• _Goal_
Count how many lines of the data below contain the string "watermark"; the reply should be that number alone.

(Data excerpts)
(begin)

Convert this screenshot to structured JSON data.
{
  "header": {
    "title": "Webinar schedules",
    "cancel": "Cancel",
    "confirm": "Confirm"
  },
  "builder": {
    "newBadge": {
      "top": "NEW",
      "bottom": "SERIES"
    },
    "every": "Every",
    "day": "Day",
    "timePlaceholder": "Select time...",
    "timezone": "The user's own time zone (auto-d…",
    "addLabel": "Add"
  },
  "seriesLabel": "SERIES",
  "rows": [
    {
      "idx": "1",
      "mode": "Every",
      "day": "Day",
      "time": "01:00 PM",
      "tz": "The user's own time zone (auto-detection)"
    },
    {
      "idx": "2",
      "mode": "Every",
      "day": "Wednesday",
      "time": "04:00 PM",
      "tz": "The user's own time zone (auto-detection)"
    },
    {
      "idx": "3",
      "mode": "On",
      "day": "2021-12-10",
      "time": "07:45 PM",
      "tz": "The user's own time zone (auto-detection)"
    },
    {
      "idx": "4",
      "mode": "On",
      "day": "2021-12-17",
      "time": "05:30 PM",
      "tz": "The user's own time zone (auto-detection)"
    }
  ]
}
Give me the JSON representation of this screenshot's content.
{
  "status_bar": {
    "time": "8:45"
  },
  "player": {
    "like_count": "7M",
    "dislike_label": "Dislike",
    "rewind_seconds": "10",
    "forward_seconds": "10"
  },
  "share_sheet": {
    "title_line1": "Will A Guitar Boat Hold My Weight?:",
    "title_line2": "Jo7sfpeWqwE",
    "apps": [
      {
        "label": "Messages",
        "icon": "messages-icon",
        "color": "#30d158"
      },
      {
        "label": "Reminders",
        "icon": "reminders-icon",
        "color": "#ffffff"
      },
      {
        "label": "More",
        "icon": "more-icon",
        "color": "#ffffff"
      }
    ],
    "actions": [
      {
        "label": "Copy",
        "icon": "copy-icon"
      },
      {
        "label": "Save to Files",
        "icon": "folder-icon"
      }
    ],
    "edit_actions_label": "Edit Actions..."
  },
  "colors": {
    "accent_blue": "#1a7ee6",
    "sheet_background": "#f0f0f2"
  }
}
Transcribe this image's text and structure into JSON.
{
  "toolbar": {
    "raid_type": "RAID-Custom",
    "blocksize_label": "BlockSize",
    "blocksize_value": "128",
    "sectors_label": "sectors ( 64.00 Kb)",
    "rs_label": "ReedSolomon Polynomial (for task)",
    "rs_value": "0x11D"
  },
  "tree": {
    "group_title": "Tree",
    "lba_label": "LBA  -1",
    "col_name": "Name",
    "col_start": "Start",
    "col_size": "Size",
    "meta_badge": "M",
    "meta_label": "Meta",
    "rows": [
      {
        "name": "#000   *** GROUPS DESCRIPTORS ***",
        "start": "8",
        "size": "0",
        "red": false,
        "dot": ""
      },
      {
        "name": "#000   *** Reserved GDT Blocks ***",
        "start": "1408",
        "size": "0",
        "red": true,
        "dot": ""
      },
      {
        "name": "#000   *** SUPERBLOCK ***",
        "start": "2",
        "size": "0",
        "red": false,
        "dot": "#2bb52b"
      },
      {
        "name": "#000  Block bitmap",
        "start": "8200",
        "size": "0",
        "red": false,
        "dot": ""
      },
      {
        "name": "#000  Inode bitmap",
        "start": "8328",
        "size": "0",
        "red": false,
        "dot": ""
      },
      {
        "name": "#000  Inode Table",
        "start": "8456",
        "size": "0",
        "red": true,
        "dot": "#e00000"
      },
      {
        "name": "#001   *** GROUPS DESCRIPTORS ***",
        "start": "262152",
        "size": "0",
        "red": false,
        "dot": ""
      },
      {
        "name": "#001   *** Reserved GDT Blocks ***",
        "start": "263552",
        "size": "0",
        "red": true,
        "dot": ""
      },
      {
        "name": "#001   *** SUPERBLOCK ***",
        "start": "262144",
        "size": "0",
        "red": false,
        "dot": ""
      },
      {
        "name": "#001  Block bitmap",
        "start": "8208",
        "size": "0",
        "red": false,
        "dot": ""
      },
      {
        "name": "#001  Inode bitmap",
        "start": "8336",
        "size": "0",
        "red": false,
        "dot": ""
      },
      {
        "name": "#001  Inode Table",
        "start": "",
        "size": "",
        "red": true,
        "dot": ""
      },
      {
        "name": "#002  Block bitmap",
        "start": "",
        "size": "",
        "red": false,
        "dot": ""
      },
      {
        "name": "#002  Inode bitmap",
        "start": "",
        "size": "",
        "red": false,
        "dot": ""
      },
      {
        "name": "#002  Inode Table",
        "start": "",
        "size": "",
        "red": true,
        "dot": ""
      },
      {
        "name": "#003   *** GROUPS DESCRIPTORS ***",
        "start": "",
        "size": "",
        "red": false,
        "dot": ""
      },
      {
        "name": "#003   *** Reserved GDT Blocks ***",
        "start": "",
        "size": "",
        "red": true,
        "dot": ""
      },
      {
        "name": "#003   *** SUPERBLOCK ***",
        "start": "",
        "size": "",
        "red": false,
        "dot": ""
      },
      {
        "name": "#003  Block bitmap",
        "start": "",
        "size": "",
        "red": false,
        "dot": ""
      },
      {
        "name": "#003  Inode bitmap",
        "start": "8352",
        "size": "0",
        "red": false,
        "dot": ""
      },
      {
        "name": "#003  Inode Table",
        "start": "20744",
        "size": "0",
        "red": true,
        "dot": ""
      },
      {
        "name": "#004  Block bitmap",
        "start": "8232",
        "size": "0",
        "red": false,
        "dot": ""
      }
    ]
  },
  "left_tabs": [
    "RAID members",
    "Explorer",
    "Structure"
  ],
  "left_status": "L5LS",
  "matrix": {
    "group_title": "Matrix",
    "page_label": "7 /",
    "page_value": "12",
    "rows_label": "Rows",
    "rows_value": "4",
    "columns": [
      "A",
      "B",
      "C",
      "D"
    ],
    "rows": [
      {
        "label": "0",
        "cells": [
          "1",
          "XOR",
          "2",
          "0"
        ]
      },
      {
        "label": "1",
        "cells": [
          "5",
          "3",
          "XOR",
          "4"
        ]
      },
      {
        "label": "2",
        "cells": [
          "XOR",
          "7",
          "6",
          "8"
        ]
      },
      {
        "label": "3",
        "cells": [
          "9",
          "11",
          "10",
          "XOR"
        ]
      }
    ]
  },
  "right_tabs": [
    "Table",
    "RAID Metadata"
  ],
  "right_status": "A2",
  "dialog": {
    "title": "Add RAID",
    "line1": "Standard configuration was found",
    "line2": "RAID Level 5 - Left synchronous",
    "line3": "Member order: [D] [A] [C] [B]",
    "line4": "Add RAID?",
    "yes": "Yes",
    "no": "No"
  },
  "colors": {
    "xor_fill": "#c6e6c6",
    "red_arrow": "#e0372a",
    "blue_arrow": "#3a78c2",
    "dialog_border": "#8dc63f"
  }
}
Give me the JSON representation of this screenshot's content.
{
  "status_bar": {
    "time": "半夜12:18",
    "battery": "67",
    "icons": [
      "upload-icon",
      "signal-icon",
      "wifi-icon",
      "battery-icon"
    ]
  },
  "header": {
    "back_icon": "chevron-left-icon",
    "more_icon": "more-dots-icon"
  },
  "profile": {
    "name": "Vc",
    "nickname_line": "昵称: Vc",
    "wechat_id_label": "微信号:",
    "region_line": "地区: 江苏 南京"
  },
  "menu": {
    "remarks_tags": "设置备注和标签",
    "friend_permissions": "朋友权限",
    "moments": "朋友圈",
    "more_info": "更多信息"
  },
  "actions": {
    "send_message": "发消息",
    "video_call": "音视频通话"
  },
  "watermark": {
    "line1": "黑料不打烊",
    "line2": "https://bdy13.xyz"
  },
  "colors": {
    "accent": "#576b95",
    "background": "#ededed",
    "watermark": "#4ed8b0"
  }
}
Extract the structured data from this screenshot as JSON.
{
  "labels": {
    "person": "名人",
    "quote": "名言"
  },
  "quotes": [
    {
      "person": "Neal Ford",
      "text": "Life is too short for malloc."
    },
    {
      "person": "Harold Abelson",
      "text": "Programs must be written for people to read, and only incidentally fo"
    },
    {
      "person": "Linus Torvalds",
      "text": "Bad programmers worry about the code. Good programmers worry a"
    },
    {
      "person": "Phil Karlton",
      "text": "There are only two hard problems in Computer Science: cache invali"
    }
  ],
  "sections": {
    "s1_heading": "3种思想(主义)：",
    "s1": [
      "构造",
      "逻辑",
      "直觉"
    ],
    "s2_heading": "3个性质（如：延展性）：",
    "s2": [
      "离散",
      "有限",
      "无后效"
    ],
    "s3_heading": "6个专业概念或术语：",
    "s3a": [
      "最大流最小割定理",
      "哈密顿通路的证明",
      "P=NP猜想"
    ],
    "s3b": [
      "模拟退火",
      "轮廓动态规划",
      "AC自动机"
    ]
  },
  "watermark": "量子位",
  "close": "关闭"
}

(end)

• _Expected answer_
3